Print out the material that follows word for word.

[BEGIN]

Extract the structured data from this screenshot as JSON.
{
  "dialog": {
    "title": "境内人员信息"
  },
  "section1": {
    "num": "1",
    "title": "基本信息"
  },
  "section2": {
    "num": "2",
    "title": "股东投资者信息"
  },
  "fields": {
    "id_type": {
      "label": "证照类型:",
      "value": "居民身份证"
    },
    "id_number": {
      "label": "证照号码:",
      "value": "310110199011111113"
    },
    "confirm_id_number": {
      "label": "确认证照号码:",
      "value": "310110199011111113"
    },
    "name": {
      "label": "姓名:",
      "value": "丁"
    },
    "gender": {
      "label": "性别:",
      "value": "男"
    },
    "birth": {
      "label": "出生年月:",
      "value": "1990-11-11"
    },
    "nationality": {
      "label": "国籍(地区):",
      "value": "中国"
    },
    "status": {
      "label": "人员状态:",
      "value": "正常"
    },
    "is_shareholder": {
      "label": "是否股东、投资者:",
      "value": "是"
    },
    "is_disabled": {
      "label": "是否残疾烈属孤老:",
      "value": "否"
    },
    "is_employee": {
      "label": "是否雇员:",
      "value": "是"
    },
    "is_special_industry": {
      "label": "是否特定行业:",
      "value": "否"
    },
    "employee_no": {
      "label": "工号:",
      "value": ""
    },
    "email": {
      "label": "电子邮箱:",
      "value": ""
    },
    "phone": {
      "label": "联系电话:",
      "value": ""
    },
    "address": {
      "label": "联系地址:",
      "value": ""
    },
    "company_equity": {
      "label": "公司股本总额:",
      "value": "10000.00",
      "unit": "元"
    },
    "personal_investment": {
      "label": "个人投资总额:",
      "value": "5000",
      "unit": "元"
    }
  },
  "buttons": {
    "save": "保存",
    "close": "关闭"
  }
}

[END]

Answer in full:
Extract the structured data from this screenshot as JSON.
{
  "dialog": {
    "title": "境内人员信息"
  },
  "section1": {
    "num": "1",
    "title": "基本信息"
  },
  "section2": {
    "num": "2",
    "title": "股东投资者信息"
  },
  "fields": {
    "id_type": {
      "label": "证照类型:",
      "value": "居民身份证"
    },
    "id_number": {
      "label": "证照号码:",
      "value": "310110199011111113"
    },
    "confirm_id_number": {
      "label": "确认证照号码:",
      "value": "310110199011111113"
    },
    "name": {
      "label": "姓名:",
      "value": "丁"
    },
    "gender": {
      "label": "性别:",
      "value": "男"
    },
    "birth": {
      "label": "出生年月:",
      "value": "1990-11-11"
    },
    "nationality": {
      "label": "国籍(地区):",
      "value": "中国"
    },
    "status": {
      "label": "人员状态:",
      "value": "正常"
    },
    "is_shareholder": {
      "label": "是否股东、投资者:",
      "value": "是"
    },
    "is_disabled": {
      "label": "是否残疾烈属孤老:",
      "value": "否"
    },
    "is_employee": {
      "label": "是否雇员:",
      "value": "是"
    },
    "is_special_industry": {
      "label": "是否特定行业:",
      "value": "否"
    },
    "employee_no": {
      "label": "工号:",
      "value": ""
    },
    "email": {
      "label": "电子邮箱:",
      "value": ""
    },
    "phone": {
      "label": "联系电话:",
      "value": ""
    },
    "address": {
      "label": "联系地址:",
      "value": ""
    },
    "company_equity": {
      "label": "公司股本总额:",
      "value": "10000.00",
      "unit": "元"
    },
    "personal_investment": {
      "label": "个人投资总额:",
      "value": "5000",
      "unit": "元"
    }
  },
  "buttons": {
    "save": "保存",
    "close": "关闭"
  }
}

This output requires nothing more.